Problem:
From the listing below, pull out the lines verbatim, starting at the line that contains "team-stat: 42 xyxy=(982,151,1004,205)" and stopping after the line that contains "match-result-round1: ○ 2 - 0 xyxy=(792,416,859,443)".

Layout annotations for images:
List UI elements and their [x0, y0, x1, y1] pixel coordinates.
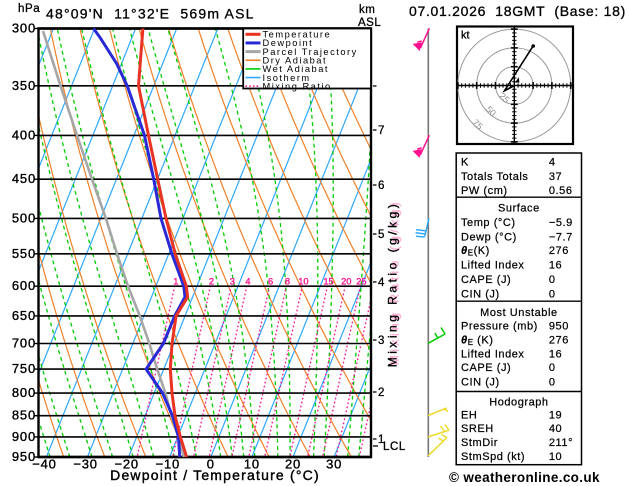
- svg-text:950: 950: [12, 449, 36, 464]
- svg-text:Most Unstable: Most Unstable: [480, 307, 557, 319]
- svg-text:0.56: 0.56: [549, 185, 573, 197]
- svg-text:20: 20: [341, 277, 351, 287]
- svg-text:10: 10: [549, 451, 562, 463]
- svg-text:400: 400: [12, 127, 36, 142]
- svg-text:48°09'N 11°32'E 569m ASL: 48°09'N 11°32'E 569m ASL: [46, 6, 255, 22]
- svg-text:0: 0: [549, 376, 556, 388]
- svg-text:StmDir: StmDir: [461, 437, 498, 449]
- svg-text:Mixing Ratio: Mixing Ratio: [263, 81, 332, 91]
- svg-text:211°: 211°: [549, 437, 573, 449]
- svg-text:900: 900: [12, 429, 36, 444]
- svg-text:4: 4: [245, 277, 250, 287]
- svg-text:07.01.2026 18GMT (Base: 18): 07.01.2026 18GMT (Base: 18): [409, 3, 626, 19]
- svg-text:750: 750: [12, 361, 36, 376]
- svg-text:37: 37: [549, 171, 562, 183]
- svg-text:−5.9: −5.9: [549, 217, 573, 229]
- svg-text:Wet Adiabat: Wet Adiabat: [263, 64, 329, 74]
- svg-text:25: 25: [356, 277, 366, 287]
- svg-text:1: 1: [378, 434, 384, 446]
- svg-text:LCL: LCL: [383, 441, 406, 453]
- svg-text:CIN (J): CIN (J): [461, 289, 500, 301]
- svg-text:6: 6: [268, 277, 273, 287]
- svg-text:0: 0: [549, 274, 556, 286]
- svg-text:50: 50: [484, 104, 498, 118]
- svg-text:0: 0: [549, 289, 556, 301]
- svg-text:850: 850: [12, 408, 36, 423]
- svg-text:4: 4: [549, 157, 556, 169]
- svg-text:1: 1: [173, 277, 178, 287]
- svg-text:550: 550: [12, 246, 36, 261]
- svg-text:Dewpoint / Temperature (°C): Dewpoint / Temperature (°C): [110, 467, 320, 483]
- svg-text:Totals Totals: Totals Totals: [461, 171, 528, 183]
- svg-text:CIN (J): CIN (J): [461, 376, 500, 388]
- svg-text:0: 0: [207, 457, 215, 472]
- svg-text:−10: −10: [156, 457, 180, 472]
- svg-text:600: 600: [12, 278, 36, 293]
- svg-text:Dry Adiabat: Dry Adiabat: [263, 55, 328, 65]
- svg-text:950: 950: [549, 321, 569, 333]
- svg-text:276: 276: [549, 245, 569, 257]
- svg-text:8: 8: [285, 277, 290, 287]
- svg-text:Lifted Index: Lifted Index: [461, 348, 524, 360]
- svg-text:2: 2: [209, 277, 214, 287]
- svg-text:−30: −30: [73, 457, 97, 472]
- svg-text:19: 19: [549, 409, 562, 421]
- svg-text:2: 2: [378, 387, 384, 399]
- svg-text:Dewp (°C): Dewp (°C): [461, 231, 517, 243]
- svg-text:7: 7: [378, 125, 384, 137]
- svg-text:4: 4: [378, 277, 385, 289]
- svg-text:10: 10: [298, 277, 308, 287]
- svg-text:ASL: ASL: [358, 17, 381, 29]
- svg-text:350: 350: [12, 78, 36, 93]
- svg-text:EH: EH: [461, 409, 477, 421]
- svg-text:StmSpd (kt): StmSpd (kt): [461, 451, 525, 463]
- svg-text:Lifted Index: Lifted Index: [461, 260, 524, 272]
- svg-text:K: K: [461, 157, 469, 169]
- svg-text:16: 16: [549, 348, 562, 360]
- svg-text:CAPE (J): CAPE (J): [461, 362, 511, 374]
- svg-text:700: 700: [12, 336, 36, 351]
- svg-text:16: 16: [549, 260, 562, 272]
- svg-text:PW (cm): PW (cm): [461, 185, 508, 197]
- svg-text:15: 15: [323, 277, 333, 287]
- svg-text:276: 276: [549, 335, 569, 347]
- svg-text:800: 800: [12, 385, 36, 400]
- svg-text:Surface: Surface: [498, 203, 540, 215]
- svg-text:© weatheronline.co.uk: © weatheronline.co.uk: [449, 470, 600, 485]
- svg-text:Mixing Ratio (g/kg): Mixing Ratio (g/kg): [386, 201, 400, 368]
- svg-text:Isotherm: Isotherm: [263, 73, 311, 83]
- svg-text:6: 6: [378, 180, 384, 192]
- svg-text:3: 3: [378, 335, 384, 347]
- svg-text:650: 650: [12, 308, 36, 323]
- svg-text:450: 450: [12, 171, 36, 186]
- svg-text:0: 0: [549, 362, 556, 374]
- svg-text:20: 20: [285, 457, 301, 472]
- svg-text:km: km: [359, 4, 375, 16]
- svg-text:500: 500: [12, 210, 36, 225]
- svg-text:CAPE (J): CAPE (J): [461, 274, 511, 286]
- svg-text:−40: −40: [32, 457, 56, 472]
- svg-text:hPa: hPa: [18, 3, 40, 15]
- svg-text:SREH: SREH: [461, 423, 494, 435]
- svg-text:3: 3: [230, 277, 235, 287]
- svg-text:Temp (°C): Temp (°C): [461, 217, 516, 229]
- svg-text:Temperature: Temperature: [263, 30, 332, 40]
- svg-text:Dewpoint: Dewpoint: [263, 38, 314, 48]
- svg-text:75: 75: [471, 117, 485, 131]
- svg-text:10: 10: [244, 457, 260, 472]
- svg-text:40: 40: [549, 423, 562, 435]
- svg-text:θE(K): θE(K): [461, 245, 490, 258]
- svg-text:30: 30: [326, 457, 342, 472]
- svg-text:Parcel Trajectory: Parcel Trajectory: [263, 47, 358, 57]
- svg-text:Pressure (mb): Pressure (mb): [461, 321, 538, 333]
- svg-text:5: 5: [378, 229, 384, 241]
- svg-text:−20: −20: [114, 457, 138, 472]
- svg-text:θE (K): θE (K): [461, 335, 494, 348]
- svg-text:kt: kt: [461, 30, 470, 42]
- svg-text:300: 300: [12, 21, 36, 36]
- svg-text:−7.7: −7.7: [549, 231, 573, 243]
- svg-text:Hodograph: Hodograph: [489, 396, 548, 408]
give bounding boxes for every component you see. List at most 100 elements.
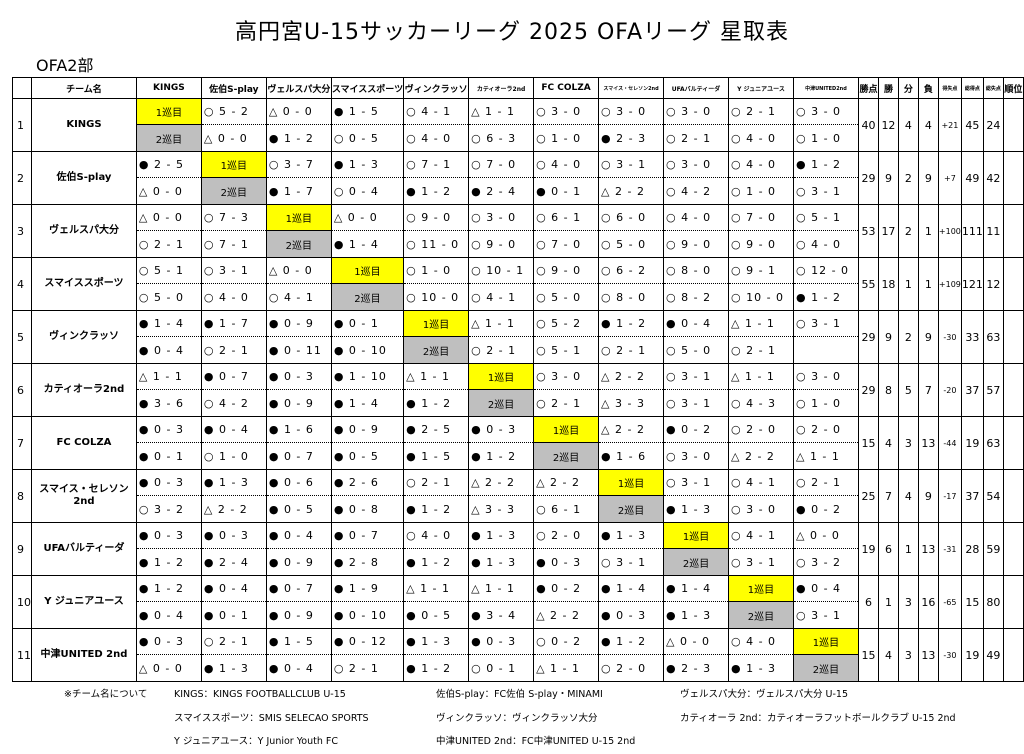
team-stat: 42 xyxy=(982,151,1004,205)
team-stat: -44 xyxy=(937,416,962,470)
self-match-round2: 2巡目 xyxy=(265,230,332,258)
match-result-round1: ○ 9 - 0 xyxy=(403,204,470,231)
match-result-round1: ○ 5 - 1 xyxy=(792,204,859,231)
match-result-round2: ● 1 - 3 xyxy=(200,654,267,682)
team-name: 中津UNITED 2nd xyxy=(31,628,137,682)
header-opponent: FC COLZA xyxy=(533,77,600,99)
self-match-round2: 2巡目 xyxy=(663,548,729,576)
match-result-round2: ○ 2 - 1 xyxy=(330,654,405,682)
match-result-round1: △ 0 - 0 xyxy=(265,257,332,284)
match-result-round1: ○ 7 - 1 xyxy=(403,151,470,178)
match-result-round2: △ 2 - 2 xyxy=(598,177,665,205)
match-result-round2: ○ 2 - 1 xyxy=(598,336,665,364)
match-result-round1: ● 0 - 9 xyxy=(330,416,405,443)
self-match-round1: 1巡目 xyxy=(598,469,665,496)
match-result-round2: ○ 2 - 1 xyxy=(200,336,267,364)
team-stat xyxy=(1002,522,1024,576)
match-result-round1: ○ 10 - 1 xyxy=(468,257,535,284)
match-result-round1: ● 1 - 7 xyxy=(200,310,267,337)
self-match-round2: 2巡目 xyxy=(135,124,202,152)
match-result-round1: ● 0 - 4 xyxy=(663,310,729,337)
team-row-second-round: ● 0 - 4 ○ 2 - 1 ● 0 - 11 ● 0 - 10 2巡目 ○ 2 - 1… xyxy=(13,336,1024,364)
team-name: UFAバルティーダ xyxy=(31,522,137,576)
self-match-round2: 2巡目 xyxy=(200,177,267,205)
match-result-round1: ● 1 - 4 xyxy=(135,310,202,337)
match-result-round1: ● 0 - 3 xyxy=(468,416,535,443)
match-result-round1: ○ 2 - 0 xyxy=(792,416,859,443)
match-result-round2: ● 1 - 3 xyxy=(663,495,729,523)
match-result-round2: ○ 5 - 0 xyxy=(135,283,202,311)
match-result-round1: △ 1 - 1 xyxy=(403,575,470,602)
match-result-round2: ○ 0 - 4 xyxy=(330,177,405,205)
match-result-round1: ● 0 - 4 xyxy=(200,575,267,602)
match-result-round1: ○ 3 - 1 xyxy=(663,363,729,390)
team-row: 1 KINGS 1巡目 ○ 5 - 2 △ 0 - 0 ● 1 - 5 ○ 4 - 1 △ 1… xyxy=(12,98,1024,152)
team-stat: 19 xyxy=(857,522,879,576)
team-name: KINGS xyxy=(31,98,137,152)
match-result-round2: ○ 10 - 0 xyxy=(728,283,794,311)
match-result-round1: ○ 2 - 1 xyxy=(728,98,794,125)
note-item: カティオーラ 2nd：カティオーラフットボールクラブ U-15 2nd xyxy=(680,713,956,724)
notes-heading: ※チーム名について xyxy=(64,689,148,700)
match-result-round2: △ 3 - 3 xyxy=(598,389,665,417)
match-result-round2: ● 1 - 4 xyxy=(330,230,405,258)
team-stat: 45 xyxy=(960,98,984,152)
match-result-round2: ● 0 - 5 xyxy=(330,442,405,470)
self-match-round2: 2巡目 xyxy=(792,654,859,682)
match-result-round1: ● 1 - 3 xyxy=(330,151,405,178)
match-result-round2: ○ 8 - 2 xyxy=(663,283,729,311)
team-stat: 40 xyxy=(857,98,879,152)
match-result-round1: ● 0 - 1 xyxy=(330,310,405,337)
match-result-round1: △ 2 - 2 xyxy=(468,469,535,496)
team-row: 7 FC COLZA ● 0 - 3 ● 0 - 4 ● 1 - 6 ● 0 - 9 ● 2… xyxy=(12,416,1024,470)
match-result-round1: ● 1 - 4 xyxy=(598,575,665,602)
match-result-round1: ● 1 - 2 xyxy=(598,310,665,337)
match-result-round2: ● 0 - 10 xyxy=(330,601,405,629)
match-result-round2: ○ 2 - 0 xyxy=(598,654,665,682)
team-stat: 7 xyxy=(917,363,939,417)
match-result-round2: △ 0 - 0 xyxy=(200,124,267,152)
team-stat: 24 xyxy=(982,98,1004,152)
team-row-second-round: ● 3 - 6 ○ 4 - 2 ● 0 - 9 ● 1 - 4 ● 1 - 2 2巡目 ○ … xyxy=(13,389,1024,417)
match-result-round1: ○ 2 - 1 xyxy=(792,469,859,496)
team-row: 5 ヴィンクラッソ ● 1 - 4 ● 1 - 7 ● 0 - 9 ● 0 - 1 1巡目 △… xyxy=(12,310,1024,364)
team-row-second-round: ● 1 - 2 ● 2 - 4 ● 0 - 9 ● 2 - 8 ● 1 - 2 ● 1 -… xyxy=(13,548,1024,576)
match-result-round1: ● 0 - 12 xyxy=(330,628,405,655)
match-result-round2: ● 1 - 2 xyxy=(403,495,470,523)
match-result-round1: ○ 3 - 1 xyxy=(200,257,267,284)
match-result-round1: ○ 2 - 0 xyxy=(728,416,794,443)
header-stat: 分 xyxy=(897,77,919,99)
self-match-round1: 1巡目 xyxy=(265,204,332,231)
note-item: 中津UNITED 2nd：FC中津UNITED U-15 2nd xyxy=(436,736,636,747)
match-result-round1: ○ 9 - 1 xyxy=(728,257,794,284)
match-result-round1: ● 0 - 4 xyxy=(265,522,332,549)
match-result-round2: ○ 1 - 0 xyxy=(792,389,859,417)
self-match-round1: 1巡目 xyxy=(533,416,600,443)
match-result-round1: ● 2 - 6 xyxy=(330,469,405,496)
match-result-round1: ○ 7 - 0 xyxy=(728,204,794,231)
match-result-round1: △ 2 - 2 xyxy=(598,416,665,443)
match-result-round1: ● 0 - 3 xyxy=(135,522,202,549)
team-stat: 4 xyxy=(917,98,939,152)
match-result-round2: ● 0 - 3 xyxy=(533,548,600,576)
team-name: スマイススポーツ xyxy=(31,257,137,311)
match-result-round2: △ 2 - 2 xyxy=(200,495,267,523)
team-name: Y ジュニアユース xyxy=(31,575,137,629)
note-item: KINGS：KINGS FOOTBALLCLUB U-15 xyxy=(174,689,346,700)
match-result-round1: ● 0 - 3 xyxy=(265,363,332,390)
match-result-round1: ● 0 - 3 xyxy=(135,416,202,443)
team-stat: 49 xyxy=(982,628,1004,682)
match-result-round1: △ 1 - 1 xyxy=(135,363,202,390)
match-result-round1: ○ 3 - 0 xyxy=(663,151,729,178)
match-result-round2: ● 1 - 7 xyxy=(265,177,332,205)
team-stat: 13 xyxy=(917,416,939,470)
team-row-second-round: ● 0 - 1 ○ 1 - 0 ● 0 - 7 ● 0 - 5 ● 1 - 5 ● 1 -… xyxy=(13,442,1024,470)
note-item: 佐伯S-play：FC佐伯 S-play・MINAMI xyxy=(436,689,603,700)
team-stat: 4 xyxy=(897,469,919,523)
team-stat: -30 xyxy=(937,310,962,364)
team-stat: -65 xyxy=(937,575,962,629)
match-result-round1: ○ 3 - 0 xyxy=(663,98,729,125)
match-result-round2: ● 2 - 8 xyxy=(330,548,405,576)
match-result-round1: ○ 0 - 2 xyxy=(533,628,600,655)
team-stat: 15 xyxy=(857,416,879,470)
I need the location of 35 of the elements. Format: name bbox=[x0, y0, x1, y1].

Answer:
team-stat: 42 xyxy=(982,151,1004,205)
team-stat: -44 xyxy=(937,416,962,470)
self-match-round2: 2巡目 xyxy=(265,230,332,258)
match-result-round1: ○ 9 - 0 xyxy=(403,204,470,231)
match-result-round1: ○ 5 - 1 xyxy=(792,204,859,231)
match-result-round2: ● 1 - 3 xyxy=(200,654,267,682)
team-name: 中津UNITED 2nd xyxy=(31,628,137,682)
header-opponent: FC COLZA xyxy=(533,77,600,99)
self-match-round2: 2巡目 xyxy=(663,548,729,576)
match-result-round2: ○ 2 - 1 xyxy=(330,654,405,682)
match-result-round1: △ 0 - 0 xyxy=(265,257,332,284)
match-result-round1: ○ 7 - 1 xyxy=(403,151,470,178)
match-result-round2: △ 2 - 2 xyxy=(598,177,665,205)
match-result-round2: ○ 2 - 1 xyxy=(598,336,665,364)
match-result-round1: ● 0 - 9 xyxy=(330,416,405,443)
self-match-round1: 1巡目 xyxy=(598,469,665,496)
match-result-round2: ○ 2 - 1 xyxy=(200,336,267,364)
team-stat xyxy=(1002,522,1024,576)
match-result-round1: ○ 10 - 1 xyxy=(468,257,535,284)
match-result-round1: ● 1 - 7 xyxy=(200,310,267,337)
self-match-round2: 2巡目 xyxy=(135,124,202,152)
match-result-round1: ● 0 - 4 xyxy=(663,310,729,337)
team-row-second-round: ● 0 - 4 ○ 2 - 1 ● 0 - 11 ● 0 - 10 2巡目 ○ 2 - 1… xyxy=(13,336,1024,364)
team-name: UFAバルティーダ xyxy=(31,522,137,576)
self-match-round2: 2巡目 xyxy=(200,177,267,205)
match-result-round1: ● 1 - 4 xyxy=(135,310,202,337)
match-result-round1: ● 0 - 3 xyxy=(468,416,535,443)
match-result-round1: ○ 2 - 0 xyxy=(792,416,859,443)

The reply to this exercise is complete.